WRITTEN TASK » Records follow. Select each line holding "JSON".

MATERIAL SUPPLIED »
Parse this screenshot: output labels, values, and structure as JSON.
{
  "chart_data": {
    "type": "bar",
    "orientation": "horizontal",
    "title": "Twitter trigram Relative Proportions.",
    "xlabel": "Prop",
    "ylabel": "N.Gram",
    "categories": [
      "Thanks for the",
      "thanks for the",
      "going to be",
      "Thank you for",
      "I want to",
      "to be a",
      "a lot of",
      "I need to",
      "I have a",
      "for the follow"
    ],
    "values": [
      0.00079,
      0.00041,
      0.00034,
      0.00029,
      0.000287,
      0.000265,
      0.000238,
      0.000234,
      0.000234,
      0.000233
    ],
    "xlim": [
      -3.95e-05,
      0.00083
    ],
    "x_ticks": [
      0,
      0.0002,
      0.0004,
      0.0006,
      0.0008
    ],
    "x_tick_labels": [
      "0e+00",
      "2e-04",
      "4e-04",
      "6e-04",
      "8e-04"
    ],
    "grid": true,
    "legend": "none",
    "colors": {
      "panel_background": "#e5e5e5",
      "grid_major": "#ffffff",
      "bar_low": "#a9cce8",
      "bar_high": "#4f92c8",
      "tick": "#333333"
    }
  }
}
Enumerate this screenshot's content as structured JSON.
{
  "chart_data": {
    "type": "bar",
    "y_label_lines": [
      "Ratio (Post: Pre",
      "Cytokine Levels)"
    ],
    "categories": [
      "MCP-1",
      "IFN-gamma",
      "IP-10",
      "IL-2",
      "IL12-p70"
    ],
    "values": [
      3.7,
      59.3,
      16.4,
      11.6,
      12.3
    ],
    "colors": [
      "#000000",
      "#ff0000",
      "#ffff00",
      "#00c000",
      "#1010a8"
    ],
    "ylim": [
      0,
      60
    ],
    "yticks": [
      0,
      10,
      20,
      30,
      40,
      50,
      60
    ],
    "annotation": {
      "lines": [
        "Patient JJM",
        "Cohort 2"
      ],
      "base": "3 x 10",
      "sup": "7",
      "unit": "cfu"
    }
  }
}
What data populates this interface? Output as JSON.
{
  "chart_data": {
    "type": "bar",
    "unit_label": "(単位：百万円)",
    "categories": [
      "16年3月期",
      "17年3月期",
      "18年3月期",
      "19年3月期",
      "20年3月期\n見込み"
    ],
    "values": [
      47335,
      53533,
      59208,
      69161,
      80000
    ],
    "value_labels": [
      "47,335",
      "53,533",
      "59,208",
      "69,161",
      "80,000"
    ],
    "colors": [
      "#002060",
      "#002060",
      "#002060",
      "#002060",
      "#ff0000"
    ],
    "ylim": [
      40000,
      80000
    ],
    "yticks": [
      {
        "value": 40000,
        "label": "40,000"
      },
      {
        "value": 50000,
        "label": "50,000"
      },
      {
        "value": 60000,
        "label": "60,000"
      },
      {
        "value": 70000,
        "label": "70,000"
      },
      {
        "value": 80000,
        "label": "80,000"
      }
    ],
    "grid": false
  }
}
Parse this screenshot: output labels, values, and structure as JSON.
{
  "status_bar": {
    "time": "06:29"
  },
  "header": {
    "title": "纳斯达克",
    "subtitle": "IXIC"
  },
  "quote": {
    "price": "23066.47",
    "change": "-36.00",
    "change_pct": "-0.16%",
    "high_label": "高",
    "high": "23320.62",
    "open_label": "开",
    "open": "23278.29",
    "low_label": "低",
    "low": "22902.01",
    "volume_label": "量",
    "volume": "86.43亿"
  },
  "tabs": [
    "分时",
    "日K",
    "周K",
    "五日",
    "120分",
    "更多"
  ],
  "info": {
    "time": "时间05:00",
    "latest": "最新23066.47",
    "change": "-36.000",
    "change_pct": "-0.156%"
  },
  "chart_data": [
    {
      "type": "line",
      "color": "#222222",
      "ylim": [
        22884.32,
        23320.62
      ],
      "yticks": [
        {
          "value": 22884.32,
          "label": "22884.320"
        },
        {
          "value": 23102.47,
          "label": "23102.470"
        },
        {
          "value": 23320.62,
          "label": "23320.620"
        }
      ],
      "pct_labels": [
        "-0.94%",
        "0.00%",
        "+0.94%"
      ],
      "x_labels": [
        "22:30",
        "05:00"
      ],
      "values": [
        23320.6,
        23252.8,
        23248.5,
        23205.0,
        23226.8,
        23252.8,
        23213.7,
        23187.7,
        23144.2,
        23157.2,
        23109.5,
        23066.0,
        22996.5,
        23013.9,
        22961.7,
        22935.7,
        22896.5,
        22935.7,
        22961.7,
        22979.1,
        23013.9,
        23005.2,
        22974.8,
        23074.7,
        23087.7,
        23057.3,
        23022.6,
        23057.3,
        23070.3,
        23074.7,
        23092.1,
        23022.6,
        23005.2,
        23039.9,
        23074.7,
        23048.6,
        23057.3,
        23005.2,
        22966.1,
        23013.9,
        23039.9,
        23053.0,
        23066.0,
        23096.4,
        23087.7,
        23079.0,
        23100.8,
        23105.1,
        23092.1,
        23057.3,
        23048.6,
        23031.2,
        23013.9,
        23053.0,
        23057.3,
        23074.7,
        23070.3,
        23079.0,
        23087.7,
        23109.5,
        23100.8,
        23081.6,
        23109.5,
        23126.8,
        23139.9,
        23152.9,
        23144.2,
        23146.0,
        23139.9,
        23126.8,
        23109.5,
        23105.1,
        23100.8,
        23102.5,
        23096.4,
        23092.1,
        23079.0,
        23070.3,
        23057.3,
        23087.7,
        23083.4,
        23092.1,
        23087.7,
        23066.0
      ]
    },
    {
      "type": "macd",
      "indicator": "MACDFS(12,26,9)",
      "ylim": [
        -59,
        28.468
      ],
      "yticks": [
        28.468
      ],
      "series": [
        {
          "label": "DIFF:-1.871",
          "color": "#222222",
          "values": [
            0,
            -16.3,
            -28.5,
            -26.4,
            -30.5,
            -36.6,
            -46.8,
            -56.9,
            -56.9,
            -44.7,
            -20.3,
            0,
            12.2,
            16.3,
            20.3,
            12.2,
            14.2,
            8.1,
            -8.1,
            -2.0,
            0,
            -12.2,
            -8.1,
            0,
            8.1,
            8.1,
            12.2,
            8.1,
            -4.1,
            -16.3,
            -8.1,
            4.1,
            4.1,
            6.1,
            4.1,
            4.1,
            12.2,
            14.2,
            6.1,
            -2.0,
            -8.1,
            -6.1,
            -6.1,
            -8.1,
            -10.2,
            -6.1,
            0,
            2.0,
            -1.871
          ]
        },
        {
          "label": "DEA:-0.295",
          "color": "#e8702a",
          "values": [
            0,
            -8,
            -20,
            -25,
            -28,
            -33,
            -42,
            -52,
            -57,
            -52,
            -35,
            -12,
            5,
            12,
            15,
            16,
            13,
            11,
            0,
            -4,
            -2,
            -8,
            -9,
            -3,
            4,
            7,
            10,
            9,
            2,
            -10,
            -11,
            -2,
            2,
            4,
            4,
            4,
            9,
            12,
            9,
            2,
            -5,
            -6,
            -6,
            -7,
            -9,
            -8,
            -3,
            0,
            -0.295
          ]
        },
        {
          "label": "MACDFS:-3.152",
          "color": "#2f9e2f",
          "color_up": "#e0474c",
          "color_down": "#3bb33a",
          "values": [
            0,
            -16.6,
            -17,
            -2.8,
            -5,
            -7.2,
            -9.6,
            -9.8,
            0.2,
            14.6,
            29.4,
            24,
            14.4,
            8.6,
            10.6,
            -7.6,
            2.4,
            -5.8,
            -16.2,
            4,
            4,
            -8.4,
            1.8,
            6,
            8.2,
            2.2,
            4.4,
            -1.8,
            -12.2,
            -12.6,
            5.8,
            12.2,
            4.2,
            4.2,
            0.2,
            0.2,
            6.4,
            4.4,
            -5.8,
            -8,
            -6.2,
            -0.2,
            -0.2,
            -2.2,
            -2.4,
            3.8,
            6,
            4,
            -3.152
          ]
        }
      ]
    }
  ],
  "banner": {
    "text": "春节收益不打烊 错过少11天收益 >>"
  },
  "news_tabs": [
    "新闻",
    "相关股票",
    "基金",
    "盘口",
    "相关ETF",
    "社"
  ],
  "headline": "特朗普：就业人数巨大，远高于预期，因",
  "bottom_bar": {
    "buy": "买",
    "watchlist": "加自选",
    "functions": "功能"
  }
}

THE REPLY »
Parse this screenshot: output labels, values, and structure as JSON.
Enumerate this screenshot's content as structured JSON.
What data populates this interface? Output as JSON.
Parse this screenshot: output labels, values, and structure as JSON.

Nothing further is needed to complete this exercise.